Could you copy every line from the material below in which "一村一年一场戏" appears?

>> begin Data supplied

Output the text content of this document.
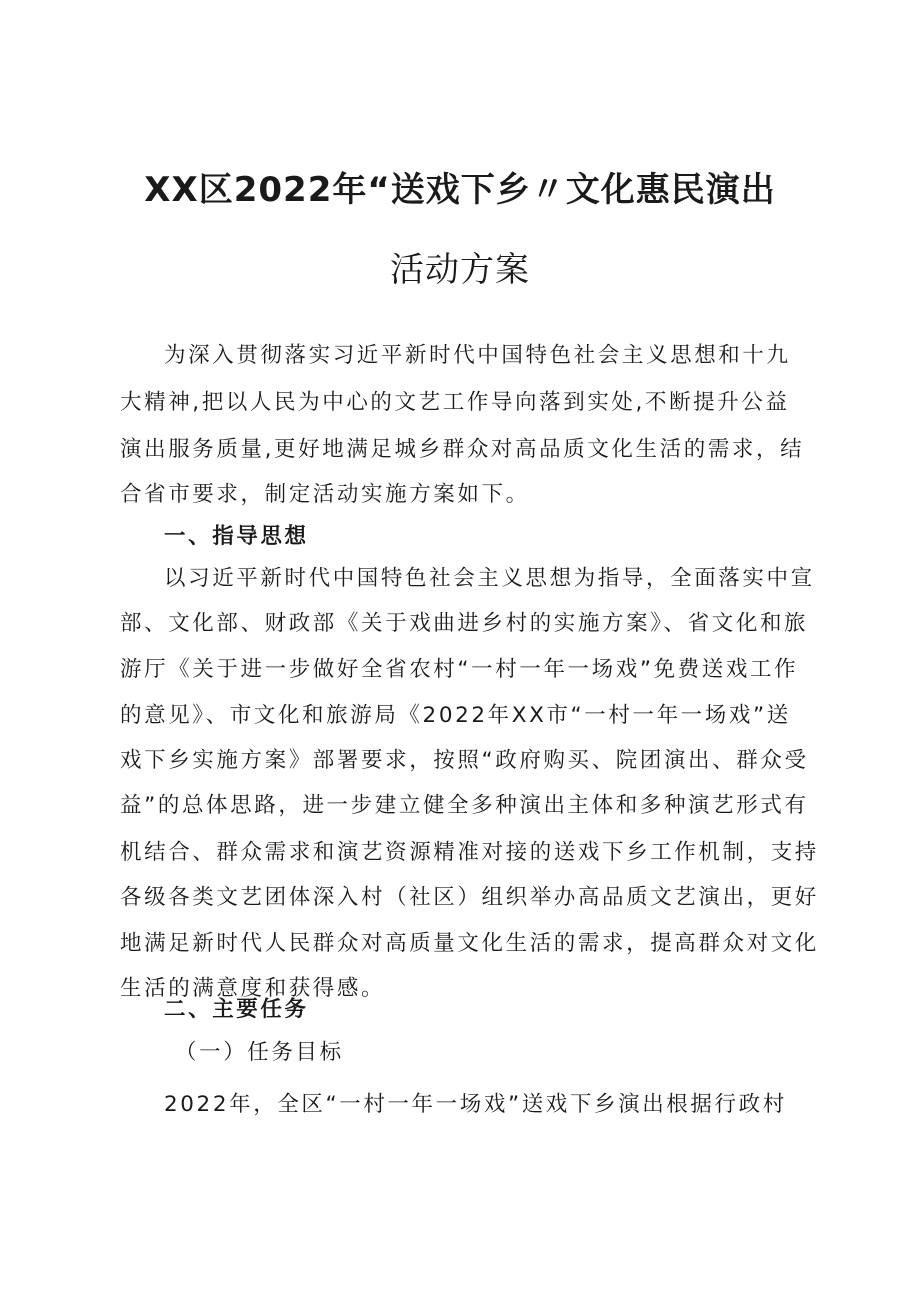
XX区2022年“送戏下乡〃文化惠民演出
活动方案
为深入贯彻落实习近平新时代中国特色社会主义思想和十九
大精神,把以人民为中心的文艺工作导向落到实处,不断提升公益
演出服务质量,更好地满足城乡群众对高品质文化生活的需求，结
合省市要求，制定活动实施方案如下。
一、指导思想
以习近平新时代中国特色社会主义思想为指导，全面落实中宣
部、文化部、财政部《关于戏曲进乡村的实施方案》、省文化和旅
游厅《关于进一步做好全省农村“一村一年一场戏”免费送戏工作
的意见》、市文化和旅游局《2022年XX市“一村一年一场戏”送
戏下乡实施方案》部署要求，按照“政府购买、院团演出、群众受
益”的总体思路，进一步建立健全多种演出主体和多种演艺形式有
机结合、群众需求和演艺资源精准对接的送戏下乡工作机制，支持
各级各类文艺团体深入村（社区）组织举办高品质文艺演出，更好
地满足新时代人民群众对高质量文化生活的需求，提高群众对文化
生活的满意度和获得感。
二、主要任务
（一）任务目标
2022年，全区“一村一年一场戏”送戏下乡演出根据行政村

>> end Data supplied

**Final result:**
游厅《关于进一步做好全省农村“一村一年一场戏”免费送戏工作
的意见》、市文化和旅游局《2022年XX市“一村一年一场戏”送
2022年，全区“一村一年一场戏”送戏下乡演出根据行政村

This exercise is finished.